Short task:
Rewrite these records with every "Mjr." replaced by "Major", leaving everything else unchanged and the pictures out of your answer.

* * * *

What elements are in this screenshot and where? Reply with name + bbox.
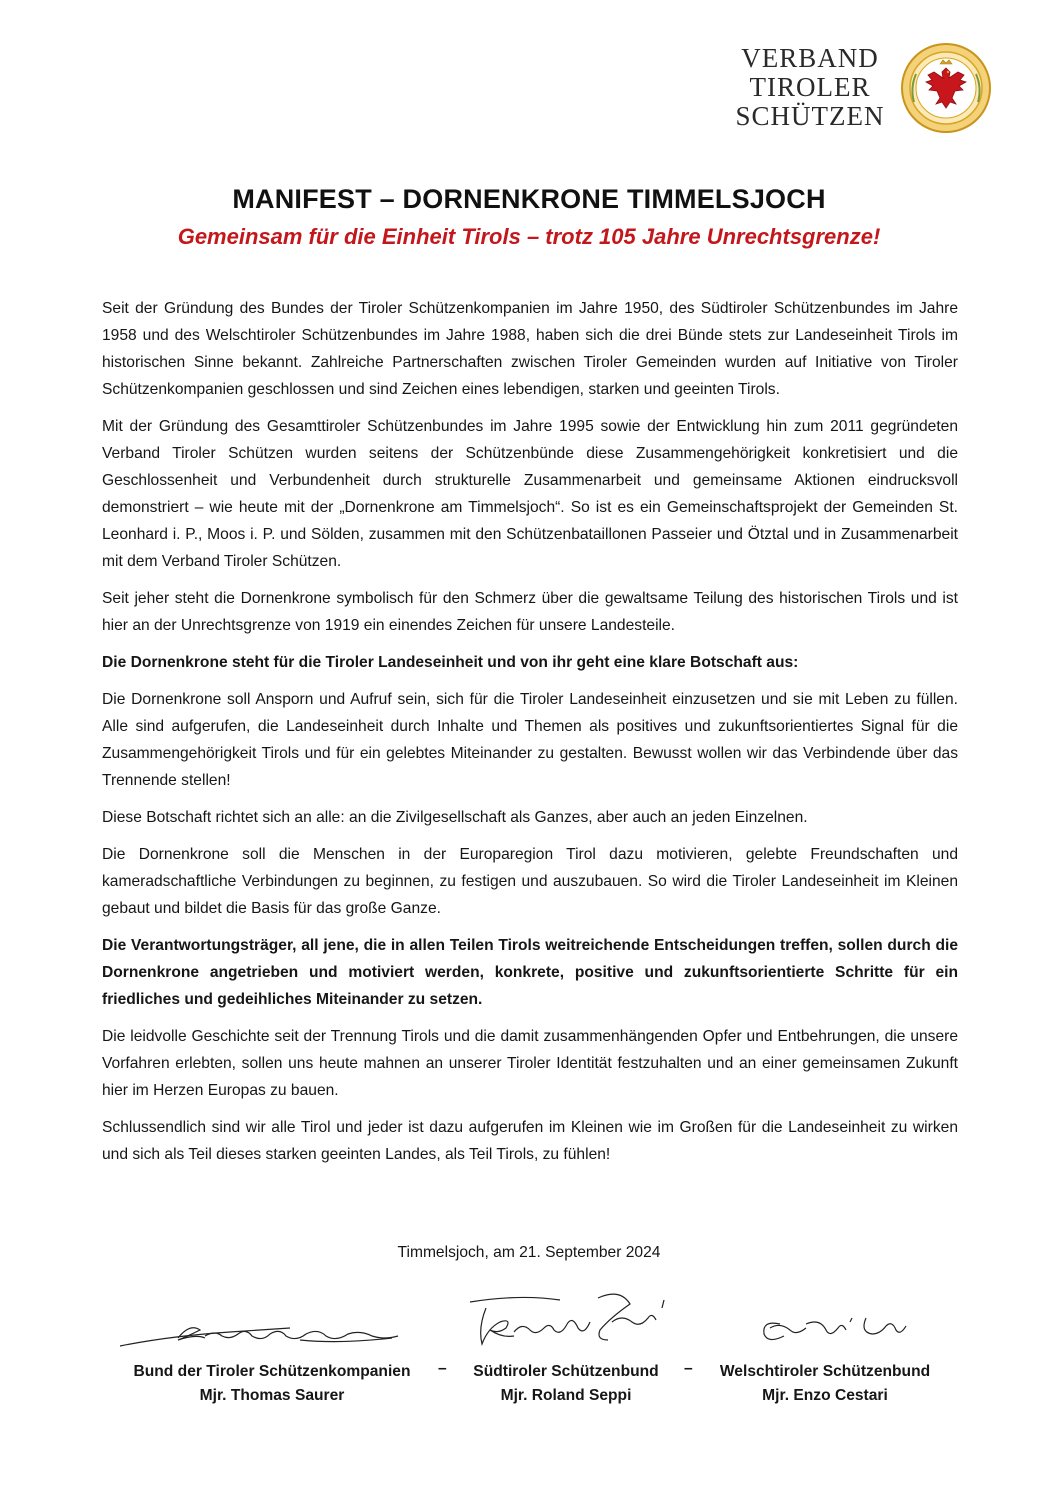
logo-line-1: VERBAND [741, 43, 879, 73]
page-subtitle: Gemeinsam für die Einheit Tirols – trotz 105 Jahre Unrechtsgrenze! [177, 224, 881, 249]
separator-dash: – [684, 1360, 693, 1377]
signatures [0, 1278, 1058, 1358]
logo [730, 40, 1000, 150]
paragraph: Mit der Gründung des Gesamttiroler Schützenbundes im Jahre 1995 sowie der Entwicklung hin zum 2011 gegründeten Verband Tiroler Schützen wurden seitens der Schützenbünde diese Zusammengehörigkeit konkretisiert und die Geschlossenheit und Verbundenheit durch strukturelle Zusammenarbeit und gemeinsame Aktionen eindrucksvoll demonstriert – wie heute mit der „Dornenkrone am Timmelsjoch“. So ist es ein Gemeinschaftsprojekt der Gemeinden St. Leonhard i. P., Moos i. P. und Sölden, zusammen mit den Schützenbataillonen Passeier und Ötztal und in Zusammenarbeit mit dem Verband Tiroler Schützen. [102, 418, 958, 570]
signature-saurer [120, 1328, 398, 1346]
signatory-3 [704, 1360, 946, 1408]
signatory-organization: Welschtiroler Schützenbund [719, 1363, 931, 1380]
paragraph: Seit jeher steht die Dornenkrone symbolisch für den Schmerz über die gewaltsame Teilung des historischen Tirols und ist hier an der Unrechtsgrenze von 1919 ein einendes Zeichen für unsere Landesteile. [102, 590, 958, 634]
paragraph: Die Dornenkrone soll Ansporn und Aufruf sein, sich für die Tiroler Landeseinheit einzusetzen und sie mit Leben zu füllen. Alle sind aufgerufen, die Landeseinheit durch Inhalte und Themen als positives und zukunftsorientiertes Signal für die Zusammengehörigkeit Tirols und für ein gelebtes Miteinander zu gestalten. Bewusst wollen wir das Verbindende über das Trennende stellen! [102, 691, 958, 789]
manifest-body [102, 295, 958, 1178]
signatory-person: Mjr. Enzo Cestari [762, 1387, 888, 1404]
paragraph: Die leidvolle Geschichte seit der Trennung Tirols und die damit zusammenhängenden Opfer und Entbehrungen, die unsere Vorfahren erlebten, sollen uns heute mahnen an unserer Tiroler Identität festzuhalten und an einer gemeinsamen Zukunft hier im Herzen Europas zu bauen. [102, 1028, 958, 1099]
paragraph: Die Dornenkrone soll die Menschen in der Europaregion Tirol dazu motivieren, gelebte Freundschaften und kameradschaftliche Verbindungen zu beginnen, zu festigen und auszubauen. So wird die Tiroler Landeseinheit im Kleinen gebaut und bildet die Basis für das große Ganze. [102, 846, 958, 917]
date-line: Timmelsjoch, am 21. September 2024 [397, 1244, 661, 1261]
signature-seppi [470, 1294, 664, 1344]
page-title: MANIFEST – DORNENKRONE TIMMELSJOCH [232, 184, 826, 214]
paragraph: Schlussendlich sind wir alle Tirol und jeder ist dazu aufgerufen im Kleinen wie im Großen für die Landeseinheit zu wirken und sich als Teil dieses starken geeinten Landes, als Teil Tirols, zu fühlen! [102, 1119, 958, 1163]
signatory-organization: Bund der Tiroler Schützenkompanien [133, 1363, 411, 1380]
logo-line-3: SCHÜTZEN [735, 101, 885, 131]
paragraph-bold: Die Verantwortungsträger, all jene, die in allen Teilen Tirols weitreichende Entscheidungen treffen, sollen durch die Dornenkrone angetrieben und motiviert werden, konkrete, positive und zukunftsorientierte Schritte für ein friedliches und gedeihliches Miteinander zu setzen. [102, 937, 958, 1008]
paragraph: Seit der Gründung des Bundes der Tiroler Schützenkompanien im Jahre 1950, des Südtiroler Schützenbundes im Jahre 1958 und des Welschtiroler Schützenbundes im Jahre 1988, haben sich die drei Bünde stets zur Landeseinheit Tirols im historischen Sinne bekannt. Zahlreiche Partnerschaften zwischen Tiroler Gemeinden wurden auf Initiative von Tiroler Schützenkompanien geschlossen und sind Zeichen eines lebendigen, starken und geeinten Tirols. [102, 300, 958, 398]
paragraph-bold: Die Dornenkrone steht für die Tiroler Landeseinheit und von ihr geht eine klare Botschaft aus: [102, 654, 799, 671]
separator-dash: – [438, 1360, 447, 1377]
signature-cestari [764, 1318, 906, 1340]
signatory-person: Mjr. Roland Seppi [500, 1387, 632, 1404]
logo-line-2: TIROLER [749, 72, 871, 102]
tyrolean-eagle-seal-icon [900, 42, 992, 134]
paragraph: Diese Botschaft richtet sich an alle: an die Zivilgesellschaft als Ganzes, aber auch an jeden Einzelnen. [102, 809, 808, 826]
signatory-organization: Südtiroler Schützenbund [473, 1363, 659, 1380]
signatory-2 [460, 1360, 672, 1408]
logo-wordmark [730, 44, 890, 131]
signatory-1 [112, 1360, 432, 1408]
signatory-person: Mjr. Thomas Saurer [199, 1387, 345, 1404]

* * * *

Exercise result:
What elements are in this screenshot and where? Reply with name + bbox.
logo-line-1: VERBAND [741, 43, 879, 73]
page-subtitle: Gemeinsam für die Einheit Tirols – trotz 105 Jahre Unrechtsgrenze! [177, 224, 881, 249]
separator-dash: – [684, 1360, 693, 1377]
signatures [0, 1278, 1058, 1358]
logo [730, 40, 1000, 150]
paragraph: Mit der Gründung des Gesamttiroler Schützenbundes im Jahre 1995 sowie der Entwicklung hin zum 2011 gegründeten Verband Tiroler Schützen wurden seitens der Schützenbünde diese Zusammengehörigkeit konkretisiert und die Geschlossenheit und Verbundenheit durch strukturelle Zusammenarbeit und gemeinsame Aktionen eindrucksvoll demonstriert – wie heute mit der „Dornenkrone am Timmelsjoch“. So ist es ein Gemeinschaftsprojekt der Gemeinden St. Leonhard i. P., Moos i. P. und Sölden, zusammen mit den Schützenbataillonen Passeier und Ötztal und in Zusammenarbeit mit dem Verband Tiroler Schützen. [102, 418, 958, 570]
signature-saurer [120, 1328, 398, 1346]
signatory-3 [704, 1360, 946, 1408]
signatory-organization: Welschtiroler Schützenbund [719, 1363, 931, 1380]
paragraph: Seit jeher steht die Dornenkrone symbolisch für den Schmerz über die gewaltsame Teilung des historischen Tirols und ist hier an der Unrechtsgrenze von 1919 ein einendes Zeichen für unsere Landesteile. [102, 590, 958, 634]
paragraph: Die Dornenkrone soll Ansporn und Aufruf sein, sich für die Tiroler Landeseinheit einzusetzen und sie mit Leben zu füllen. Alle sind aufgerufen, die Landeseinheit durch Inhalte und Themen als positives und zukunftsorientiertes Signal für die Zusammengehörigkeit Tirols und für ein gelebtes Miteinander zu gestalten. Bewusst wollen wir das Verbindende über das Trennende stellen! [102, 691, 958, 789]
manifest-body [102, 295, 958, 1178]
signatory-person: Major Enzo Cestari [762, 1387, 888, 1404]
paragraph: Die leidvolle Geschichte seit der Trennung Tirols und die damit zusammenhängenden Opfer und Entbehrungen, die unsere Vorfahren erlebten, sollen uns heute mahnen an unserer Tiroler Identität festzuhalten und an einer gemeinsamen Zukunft hier im Herzen Europas zu bauen. [102, 1028, 958, 1099]
paragraph: Die Dornenkrone soll die Menschen in der Europaregion Tirol dazu motivieren, gelebte Freundschaften und kameradschaftliche Verbindungen zu beginnen, zu festigen und auszubauen. So wird die Tiroler Landeseinheit im Kleinen gebaut und bildet die Basis für das große Ganze. [102, 846, 958, 917]
date-line: Timmelsjoch, am 21. September 2024 [397, 1244, 661, 1261]
signature-seppi [470, 1294, 664, 1344]
page-title: MANIFEST – DORNENKRONE TIMMELSJOCH [232, 184, 826, 214]
paragraph: Schlussendlich sind wir alle Tirol und jeder ist dazu aufgerufen im Kleinen wie im Großen für die Landeseinheit zu wirken und sich als Teil dieses starken geeinten Landes, als Teil Tirols, zu fühlen! [102, 1119, 958, 1163]
signatory-organization: Bund der Tiroler Schützenkompanien [133, 1363, 411, 1380]
logo-line-3: SCHÜTZEN [735, 101, 885, 131]
paragraph-bold: Die Verantwortungsträger, all jene, die in allen Teilen Tirols weitreichende Entscheidungen treffen, sollen durch die Dornenkrone angetrieben und motiviert werden, konkrete, positive und zukunftsorientierte Schritte für ein friedliches und gedeihliches Miteinander zu setzen. [102, 937, 958, 1008]
paragraph: Seit der Gründung des Bundes der Tiroler Schützenkompanien im Jahre 1950, des Südtiroler Schützenbundes im Jahre 1958 und des Welschtiroler Schützenbundes im Jahre 1988, haben sich die drei Bünde stets zur Landeseinheit Tirols im historischen Sinne bekannt. Zahlreiche Partnerschaften zwischen Tiroler Gemeinden wurden auf Initiative von Tiroler Schützenkompanien geschlossen und sind Zeichen eines lebendigen, starken und geeinten Tirols. [102, 300, 958, 398]
paragraph-bold: Die Dornenkrone steht für die Tiroler Landeseinheit und von ihr geht eine klare Botschaft aus: [102, 654, 799, 671]
separator-dash: – [438, 1360, 447, 1377]
signature-cestari [764, 1318, 906, 1340]
signatory-person: Major Roland Seppi [500, 1387, 632, 1404]
logo-line-2: TIROLER [749, 72, 871, 102]
tyrolean-eagle-seal-icon [900, 42, 992, 134]
paragraph: Diese Botschaft richtet sich an alle: an die Zivilgesellschaft als Ganzes, aber auch an jeden Einzelnen. [102, 809, 808, 826]
signatory-organization: Südtiroler Schützenbund [473, 1363, 659, 1380]
signatory-2 [460, 1360, 672, 1408]
logo-wordmark [730, 44, 890, 131]
signatory-1 [112, 1360, 432, 1408]
signatory-person: Major Thomas Saurer [199, 1387, 345, 1404]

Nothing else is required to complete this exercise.